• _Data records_
┌────────

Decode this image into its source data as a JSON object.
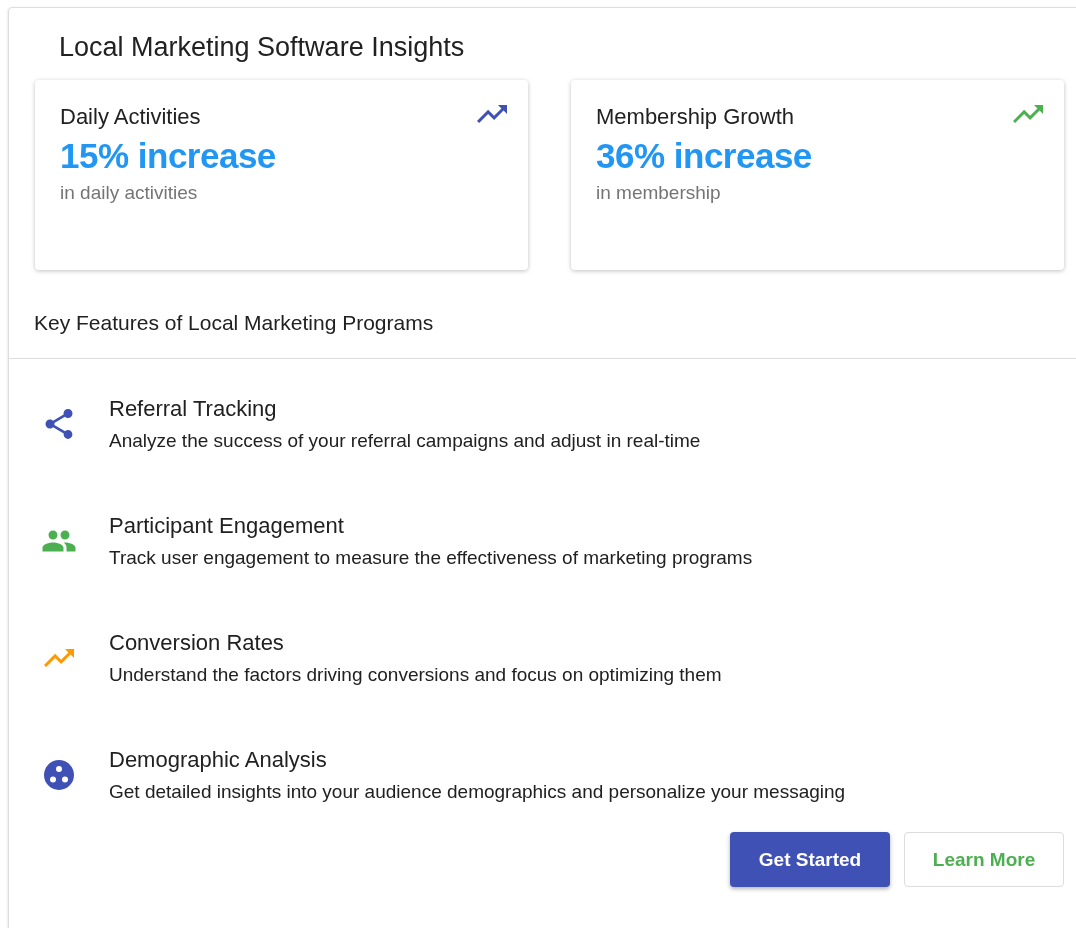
{
  "title": "Local Marketing Software Insights",
  "stats": [
    {
      "label": "Daily Activities",
      "value": "15% increase",
      "caption": "in daily activities",
      "color": "#3f51b5"
    },
    {
      "label": "Membership Growth",
      "value": "36% increase",
      "caption": "in membership",
      "color": "#4caf50"
    }
  ],
  "features_heading": "Key Features of Local Marketing Programs",
  "features": [
    {
      "kind": "share",
      "color": "#3f51b5",
      "title": "Referral Tracking",
      "description": "Analyze the success of your referral campaigns and adjust in real-time"
    },
    {
      "kind": "people",
      "color": "#4caf50",
      "title": "Participant Engagement",
      "description": "Track user engagement to measure the effectiveness of marketing programs"
    },
    {
      "kind": "trend",
      "color": "#ff9800",
      "title": "Conversion Rates",
      "description": "Understand the factors driving conversions and focus on optimizing them"
    },
    {
      "kind": "bubbles",
      "color": "#3f51b5",
      "title": "Demographic Analysis",
      "description": "Get detailed insights into your audience demographics and personalize your messaging"
    }
  ],
  "buttons": [
    {
      "kind": "primary",
      "label": "Get Started"
    },
    {
      "kind": "outlined",
      "label": "Learn More"
    }
  ]
}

└────────

• _The request_
Images in the records should not be copied. Repeat all the rest exactly.

• _Right answer_
Decode this image into its source data as a JSON object.
{
  "title": "Local Marketing Software Insights",
  "stats": [
    {
      "label": "Daily Activities",
      "value": "15% increase",
      "caption": "in daily activities",
      "color": "#3f51b5"
    },
    {
      "label": "Membership Growth",
      "value": "36% increase",
      "caption": "in membership",
      "color": "#4caf50"
    }
  ],
  "features_heading": "Key Features of Local Marketing Programs",
  "features": [
    {
      "kind": "share",
      "color": "#3f51b5",
      "title": "Referral Tracking",
      "description": "Analyze the success of your referral campaigns and adjust in real-time"
    },
    {
      "kind": "people",
      "color": "#4caf50",
      "title": "Participant Engagement",
      "description": "Track user engagement to measure the effectiveness of marketing programs"
    },
    {
      "kind": "trend",
      "color": "#ff9800",
      "title": "Conversion Rates",
      "description": "Understand the factors driving conversions and focus on optimizing them"
    },
    {
      "kind": "bubbles",
      "color": "#3f51b5",
      "title": "Demographic Analysis",
      "description": "Get detailed insights into your audience demographics and personalize your messaging"
    }
  ],
  "buttons": [
    {
      "kind": "primary",
      "label": "Get Started"
    },
    {
      "kind": "outlined",
      "label": "Learn More"
    }
  ]
}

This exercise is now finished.